- [Task] From the entries that follow, extract each line holding the string "name".

>>>>

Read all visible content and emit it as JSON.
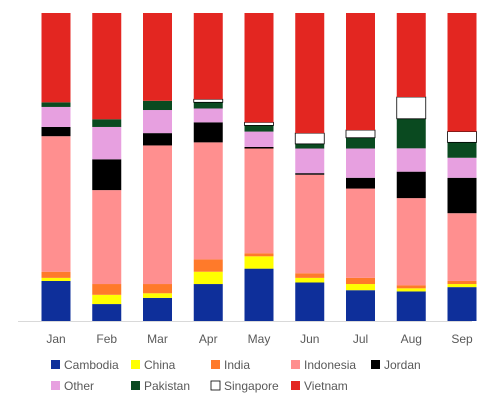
{
  "chart_data": {
    "type": "bar",
    "stacked": "percent",
    "title": "",
    "xlabel": "",
    "ylabel": "",
    "ylim": [
      0,
      100
    ],
    "grid": false,
    "legend_position": "bottom",
    "categories": [
      "Jan",
      "Feb",
      "Mar",
      "Apr",
      "May",
      "Jun",
      "Jul",
      "Aug",
      "Sep"
    ],
    "series": [
      {
        "name": "Cambodia",
        "color": "#0e2f9a",
        "values": [
          13,
          5.5,
          7.5,
          12,
          17,
          12.5,
          10,
          9.5,
          11
        ]
      },
      {
        "name": "China",
        "color": "#ffff00",
        "values": [
          1,
          3,
          1.5,
          4,
          4,
          1.5,
          2,
          1,
          1
        ]
      },
      {
        "name": "India",
        "color": "#ff7a2a",
        "values": [
          2,
          3.5,
          3,
          4,
          1,
          1.5,
          2,
          1,
          1
        ]
      },
      {
        "name": "Indonesia",
        "color": "#ff8f8f",
        "values": [
          44,
          30.5,
          45,
          38,
          34,
          32,
          29,
          28,
          22
        ]
      },
      {
        "name": "Jordan",
        "color": "#000000",
        "values": [
          3,
          10,
          4,
          6.5,
          0.5,
          0.5,
          3.5,
          8.5,
          11.5
        ]
      },
      {
        "name": "Other",
        "color": "#e7a0e0",
        "values": [
          6.5,
          10.5,
          7.5,
          4.5,
          5,
          8,
          9.5,
          7.5,
          6.5
        ]
      },
      {
        "name": "Pakistan",
        "color": "#0a4a20",
        "values": [
          1.5,
          2.5,
          3,
          2,
          2,
          1.5,
          3.5,
          9.5,
          5
        ]
      },
      {
        "name": "Singapore",
        "color": "#ffffff",
        "values": [
          0,
          0,
          0,
          1,
          1,
          3.5,
          2.5,
          7,
          3.5
        ]
      },
      {
        "name": "Vietnam",
        "color": "#e32621",
        "values": [
          29,
          34.5,
          28.5,
          28,
          35.5,
          39,
          38,
          27,
          38.5
        ]
      }
    ]
  }
}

<<<<

- [Output for this task]
        "name": "Cambodia",
        "name": "China",
        "name": "India",
        "name": "Indonesia",
        "name": "Jordan",
        "name": "Other",
        "name": "Pakistan",
        "name": "Singapore",
        "name": "Vietnam",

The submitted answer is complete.